= EXERCISE AIM =
Below are the records; locate each line with the word "Give" and copy it.

Extracted records
☆ ☆ ☆

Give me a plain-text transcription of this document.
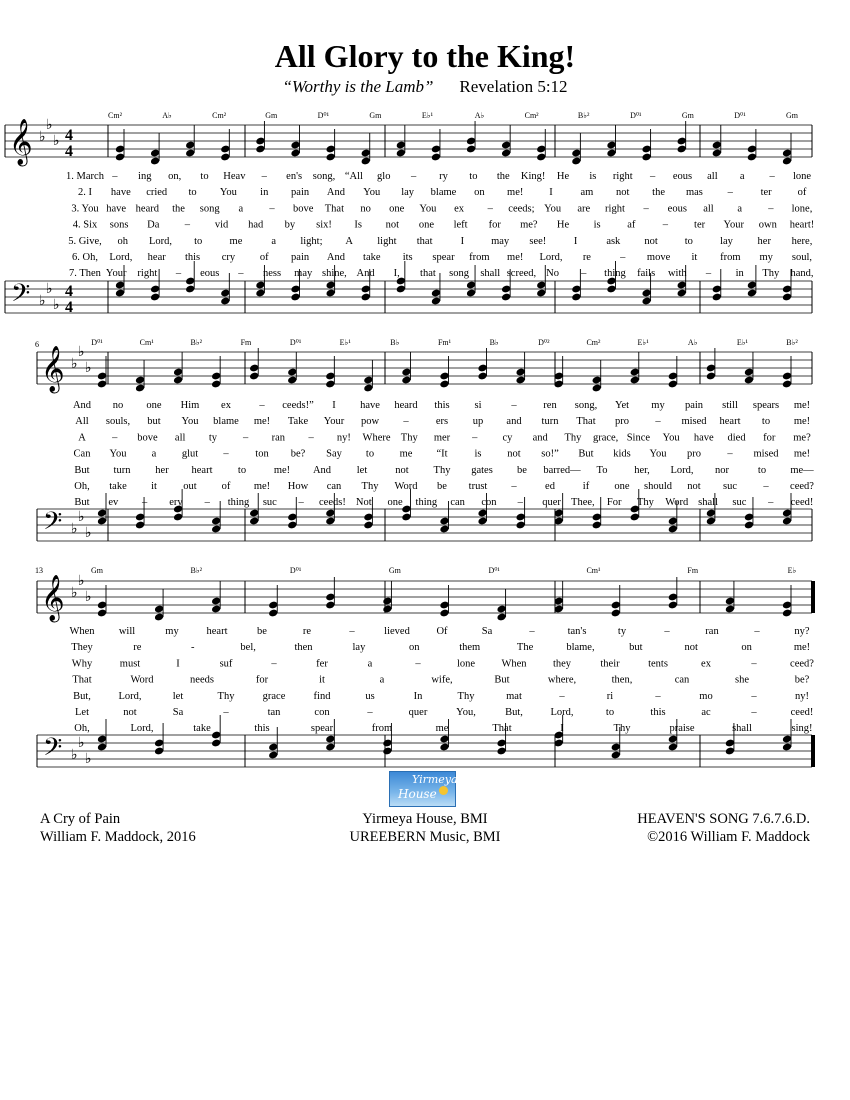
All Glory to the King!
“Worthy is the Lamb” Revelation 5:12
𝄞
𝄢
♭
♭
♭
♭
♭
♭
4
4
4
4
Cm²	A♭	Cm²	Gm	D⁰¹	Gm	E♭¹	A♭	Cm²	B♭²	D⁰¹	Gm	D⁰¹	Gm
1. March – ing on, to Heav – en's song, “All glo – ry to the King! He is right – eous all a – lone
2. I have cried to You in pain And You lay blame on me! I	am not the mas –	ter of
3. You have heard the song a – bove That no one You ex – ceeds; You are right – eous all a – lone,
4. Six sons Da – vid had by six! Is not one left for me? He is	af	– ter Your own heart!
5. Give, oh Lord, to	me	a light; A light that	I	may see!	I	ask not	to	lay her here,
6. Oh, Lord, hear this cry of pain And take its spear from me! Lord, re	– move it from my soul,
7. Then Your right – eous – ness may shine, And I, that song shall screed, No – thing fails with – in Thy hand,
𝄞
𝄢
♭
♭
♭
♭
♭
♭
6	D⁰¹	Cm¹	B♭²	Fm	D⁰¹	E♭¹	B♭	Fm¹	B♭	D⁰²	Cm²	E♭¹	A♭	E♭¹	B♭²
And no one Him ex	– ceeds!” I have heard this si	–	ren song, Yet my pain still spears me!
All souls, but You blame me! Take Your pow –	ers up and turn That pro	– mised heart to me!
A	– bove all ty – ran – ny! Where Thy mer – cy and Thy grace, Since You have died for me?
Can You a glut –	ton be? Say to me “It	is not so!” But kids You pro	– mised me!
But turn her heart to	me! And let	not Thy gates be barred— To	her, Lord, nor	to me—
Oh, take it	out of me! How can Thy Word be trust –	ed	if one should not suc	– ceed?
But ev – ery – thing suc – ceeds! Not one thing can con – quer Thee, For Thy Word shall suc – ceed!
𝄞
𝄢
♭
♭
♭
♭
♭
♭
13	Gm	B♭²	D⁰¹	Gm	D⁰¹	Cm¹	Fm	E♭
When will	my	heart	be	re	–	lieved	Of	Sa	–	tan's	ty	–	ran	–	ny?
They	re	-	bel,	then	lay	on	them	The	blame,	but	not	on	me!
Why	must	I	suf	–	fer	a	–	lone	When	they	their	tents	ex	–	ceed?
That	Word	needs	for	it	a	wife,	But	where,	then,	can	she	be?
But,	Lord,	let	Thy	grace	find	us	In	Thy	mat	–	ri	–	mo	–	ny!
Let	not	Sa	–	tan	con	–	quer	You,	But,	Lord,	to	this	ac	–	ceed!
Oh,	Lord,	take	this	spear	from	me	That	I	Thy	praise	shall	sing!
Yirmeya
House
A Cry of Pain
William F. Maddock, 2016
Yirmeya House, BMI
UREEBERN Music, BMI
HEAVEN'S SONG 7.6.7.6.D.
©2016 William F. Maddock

☆ ☆ ☆

= SOLUTION FOR THIS TASK =
Give me a plain-text transcription of this document.
5. Give, oh Lord, to	me	a light; A light that	I	may see!	I	ask not	to	lay her here,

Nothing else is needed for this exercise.